Saved entries:
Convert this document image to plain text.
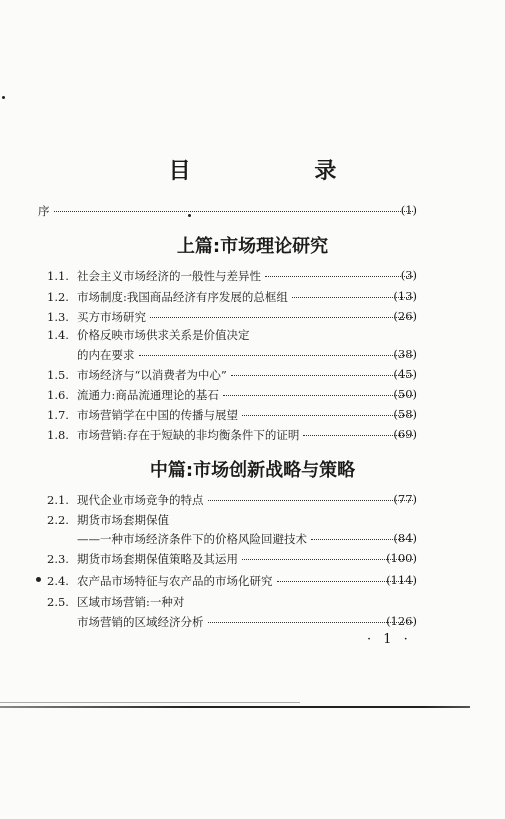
目 录
序	(1)
上篇:市场理论研究
1.1. 社会主义市场经济的一般性与差异性	(3)
1.2. 市场制度:我国商品经济有序发展的总框组	(13)
1.3. 买方市场研究	(26)
1.4. 价格反映市场供求关系是价值决定
的内在要求	(38)
1.5. 市场经济与“以消费者为中心”	(45)
1.6. 流通力:商品流通理论的基石	(50)
1.7. 市场营销学在中国的传播与展望	(58)
1.8. 市场营销:存在于短缺的非均衡条件下的证明	(69)
中篇:市场创新战略与策略
2.1. 现代企业市场竞争的特点	(77)
2.2. 期货市场套期保值
——一种市场经济条件下的价格风险回避技术	(84)
2.3. 期货市场套期保值策略及其运用	(100)
2.4. 农产品市场特征与农产品的市场化研究	(114)
2.5. 区域市场营销:一种对
市场营销的区域经济分析	(126)
· 1 ·
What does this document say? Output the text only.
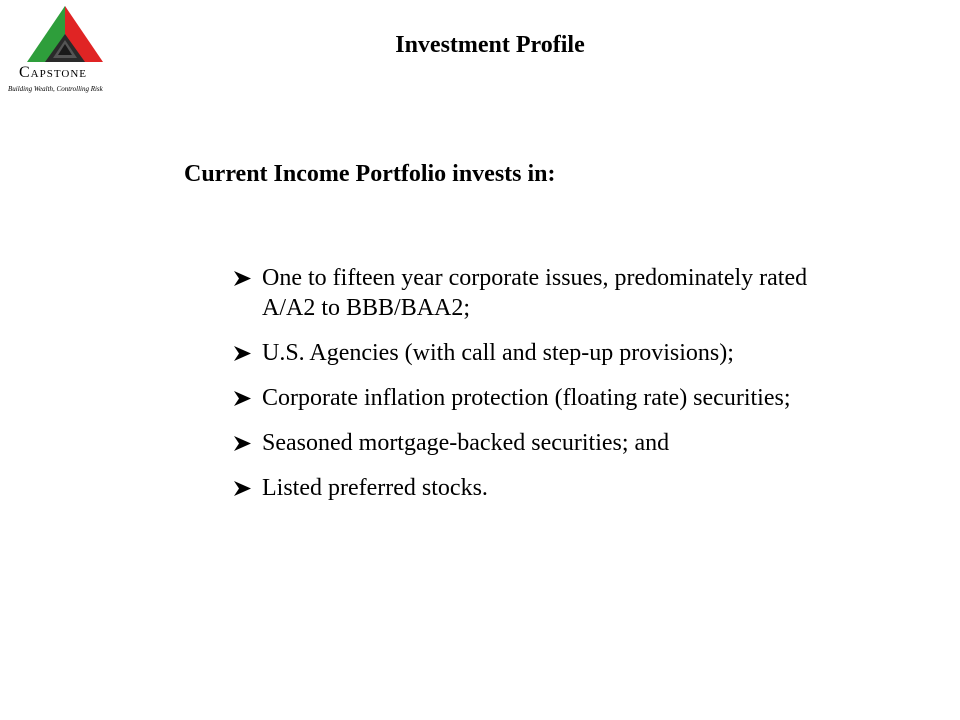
Capstone
Building Wealth, Controlling Risk
Investment Profile
Current Income Portfolio invests in:
One to fifteen year corporate issues, predominately rated A/A2 to BBB/BAA2;
U.S. Agencies (with call and step-up provisions);
Corporate inflation protection (floating rate) securities;
Seasoned mortgage-backed securities; and
Listed preferred stocks.
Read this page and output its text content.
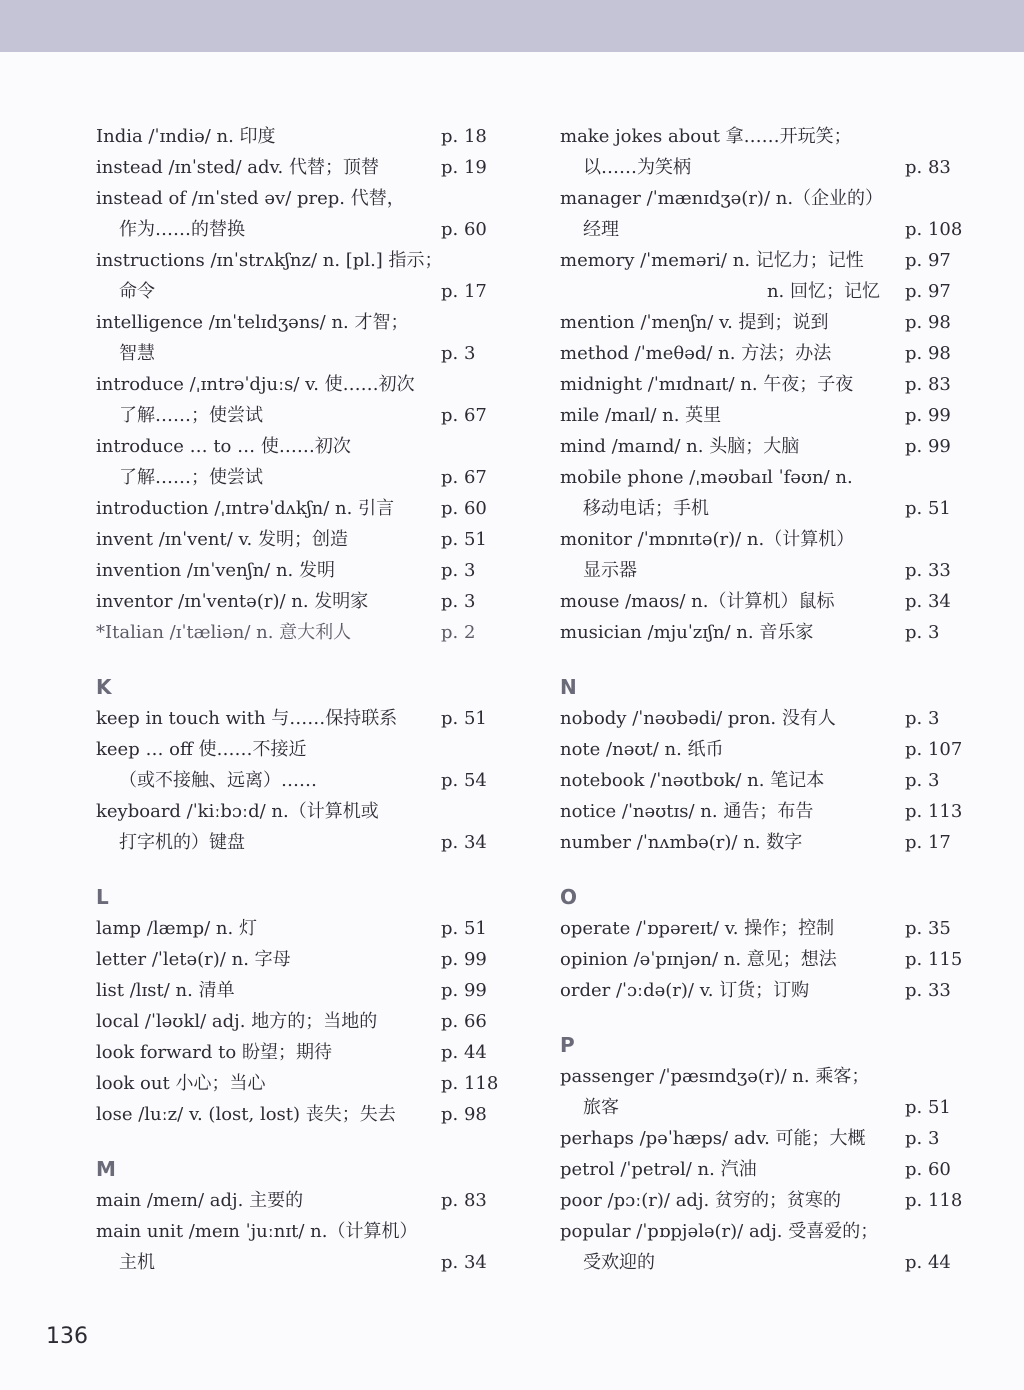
India /ˈɪndiə/ n. 印度	p. 18
instead /ɪnˈsted/ adv. 代替；顶替	p. 19
instead of /ɪnˈsted əv/ prep. 代替，
作为……的替换	p. 60
instructions /ɪnˈstrʌkʃnz/ n. [pl.] 指示；
命令	p. 17
intelligence /ɪnˈtelɪdʒəns/ n. 才智；
智慧	p. 3
introduce /ˌɪntrəˈdjuːs/ v. 使……初次
了解……；使尝试	p. 67
introduce … to … 使……初次
了解……；使尝试	p. 67
introduction /ˌɪntrəˈdʌkʃn/ n. 引言	p. 60
invent /ɪnˈvent/ v. 发明；创造	p. 51
invention /ɪnˈvenʃn/ n. 发明	p. 3
inventor /ɪnˈventə(r)/ n. 发明家	p. 3
*Italian /ɪˈtæliən/ n. 意大利人	p. 2
K
keep in touch with 与……保持联系 p. 51
keep … off 使……不接近
（或不接触、远离）……	p. 54
keyboard /ˈkiːbɔːd/ n.（计算机或
打字机的）键盘	p. 34
L
lamp /læmp/ n. 灯	p. 51
letter /ˈletə(r)/ n. 字母	p. 99
list /lɪst/ n. 清单	p. 99
local /ˈləʊkl/ adj. 地方的；当地的	p. 66
look forward to 盼望；期待	p. 44
look out 小心；当心	p. 118
lose /luːz/ v. (lost, lost) 丧失；失去	p. 98
M
main /meɪn/ adj. 主要的	p. 83
main unit /meɪn ˈjuːnɪt/ n.（计算机）
主机	p. 34
make jokes about 拿……开玩笑；
以……为笑柄	p. 83
manager /ˈmænɪdʒə(r)/ n.（企业的）
经理	p. 108
memory /ˈmeməri/ n. 记忆力；记性 p. 97
n. 回忆；记忆 p. 97
mention /ˈmenʃn/ v. 提到；说到	p. 98
method /ˈmeθəd/ n. 方法；办法	p. 98
midnight /ˈmɪdnaɪt/ n. 午夜；子夜	p. 83
mile /maɪl/ n. 英里	p. 99
mind /maɪnd/ n. 头脑；大脑	p. 99
mobile phone /ˌməʊbaɪl ˈfəʊn/ n.
移动电话；手机	p. 51
monitor /ˈmɒnɪtə(r)/ n.（计算机）
显示器	p. 33
mouse /maʊs/ n.（计算机）鼠标	p. 34
musician /mjuˈzɪʃn/ n. 音乐家	p. 3
N
nobody /ˈnəʊbədi/ pron. 没有人	p. 3
note /nəʊt/ n. 纸币	p. 107
notebook /ˈnəʊtbʊk/ n. 笔记本	p. 3
notice /ˈnəʊtɪs/ n. 通告；布告	p. 113
number /ˈnʌmbə(r)/ n. 数字	p. 17
O
operate /ˈɒpəreɪt/ v. 操作；控制	p. 35
opinion /əˈpɪnjən/ n. 意见；想法	p. 115
order /ˈɔːdə(r)/ v. 订货；订购	p. 33
P
passenger /ˈpæsɪndʒə(r)/ n. 乘客；
旅客	p. 51
perhaps /pəˈhæps/ adv. 可能；大概 p. 3
petrol /ˈpetrəl/ n. 汽油	p. 60
poor /pɔː(r)/ adj. 贫穷的；贫寒的	p. 118
popular /ˈpɒpjələ(r)/ adj. 受喜爱的；
受欢迎的	p. 44
136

* Task instructions:
Output all the records, word for word, with no pictures in the copy.

* Task response:
Convert this document image to plain text.
目 录
序	(1)
上篇:市场理论研究
1.1. 社会主义市场经济的一般性与差异性	(3)
1.2. 市场制度:我国商品经济有序发展的总框组	(13)
1.3. 买方市场研究	(26)
1.4. 价格反映市场供求关系是价值决定
的内在要求	(38)
1.5. 市场经济与“以消费者为中心”	(45)
1.6. 流通力:商品流通理论的基石	(50)
1.7. 市场营销学在中国的传播与展望	(58)
1.8. 市场营销:存在于短缺的非均衡条件下的证明	(69)
中篇:市场创新战略与策略
2.1. 现代企业市场竞争的特点	(77)
2.2. 期货市场套期保值
——一种市场经济条件下的价格风险回避技术	(84)
2.3. 期货市场套期保值策略及其运用	(100)
2.4. 农产品市场特征与农产品的市场化研究	(114)
2.5. 区域市场营销:一种对
市场营销的区域经济分析	(126)
· 1 ·
What does this document say? Output the text only.
Capstone
Building Wealth, Controlling Risk
Investment Profile
Current Income Portfolio invests in:
One to fifteen year corporate issues, predominately rated A/A2 to BBB/BAA2;
U.S. Agencies (with call and step-up provisions);
Corporate inflation protection (floating rate) securities;
Seasoned mortgage-backed securities; and
Listed preferred stocks.
Read this page and output its text content.
India /ˈɪndiə/ n. 印度	p. 18
instead /ɪnˈsted/ adv. 代替；顶替	p. 19
instead of /ɪnˈsted əv/ prep. 代替，
作为……的替换	p. 60
instructions /ɪnˈstrʌkʃnz/ n. [pl.] 指示；
命令	p. 17
intelligence /ɪnˈtelɪdʒəns/ n. 才智；
智慧	p. 3
introduce /ˌɪntrəˈdjuːs/ v. 使……初次
了解……；使尝试	p. 67
introduce … to … 使……初次
了解……；使尝试	p. 67
introduction /ˌɪntrəˈdʌkʃn/ n. 引言	p. 60
invent /ɪnˈvent/ v. 发明；创造	p. 51
invention /ɪnˈvenʃn/ n. 发明	p. 3
inventor /ɪnˈventə(r)/ n. 发明家	p. 3
*Italian /ɪˈtæliən/ n. 意大利人	p. 2
K
keep in touch with 与……保持联系 p. 51
keep … off 使……不接近
（或不接触、远离）……	p. 54
keyboard /ˈkiːbɔːd/ n.（计算机或
打字机的）键盘	p. 34
L
lamp /læmp/ n. 灯	p. 51
letter /ˈletə(r)/ n. 字母	p. 99
list /lɪst/ n. 清单	p. 99
local /ˈləʊkl/ adj. 地方的；当地的	p. 66
look forward to 盼望；期待	p. 44
look out 小心；当心	p. 118
lose /luːz/ v. (lost, lost) 丧失；失去	p. 98
M
main /meɪn/ adj. 主要的	p. 83
main unit /meɪn ˈjuːnɪt/ n.（计算机）
主机	p. 34
make jokes about 拿……开玩笑；
以……为笑柄	p. 83
manager /ˈmænɪdʒə(r)/ n.（企业的）
经理	p. 108
memory /ˈmeməri/ n. 记忆力；记性 p. 97
n. 回忆；记忆 p. 97
mention /ˈmenʃn/ v. 提到；说到	p. 98
method /ˈmeθəd/ n. 方法；办法	p. 98
midnight /ˈmɪdnaɪt/ n. 午夜；子夜	p. 83
mile /maɪl/ n. 英里	p. 99
mind /maɪnd/ n. 头脑；大脑	p. 99
mobile phone /ˌməʊbaɪl ˈfəʊn/ n.
移动电话；手机	p. 51
monitor /ˈmɒnɪtə(r)/ n.（计算机）
显示器	p. 33
mouse /maʊs/ n.（计算机）鼠标	p. 34
musician /mjuˈzɪʃn/ n. 音乐家	p. 3
N
nobody /ˈnəʊbədi/ pron. 没有人	p. 3
note /nəʊt/ n. 纸币	p. 107
notebook /ˈnəʊtbʊk/ n. 笔记本	p. 3
notice /ˈnəʊtɪs/ n. 通告；布告	p. 113
number /ˈnʌmbə(r)/ n. 数字	p. 17
O
operate /ˈɒpəreɪt/ v. 操作；控制	p. 35
opinion /əˈpɪnjən/ n. 意见；想法	p. 115
order /ˈɔːdə(r)/ v. 订货；订购	p. 33
P
passenger /ˈpæsɪndʒə(r)/ n. 乘客；
旅客	p. 51
perhaps /pəˈhæps/ adv. 可能；大概 p. 3
petrol /ˈpetrəl/ n. 汽油	p. 60
poor /pɔː(r)/ adj. 贫穷的；贫寒的	p. 118
popular /ˈpɒpjələ(r)/ adj. 受喜爱的；
受欢迎的	p. 44
136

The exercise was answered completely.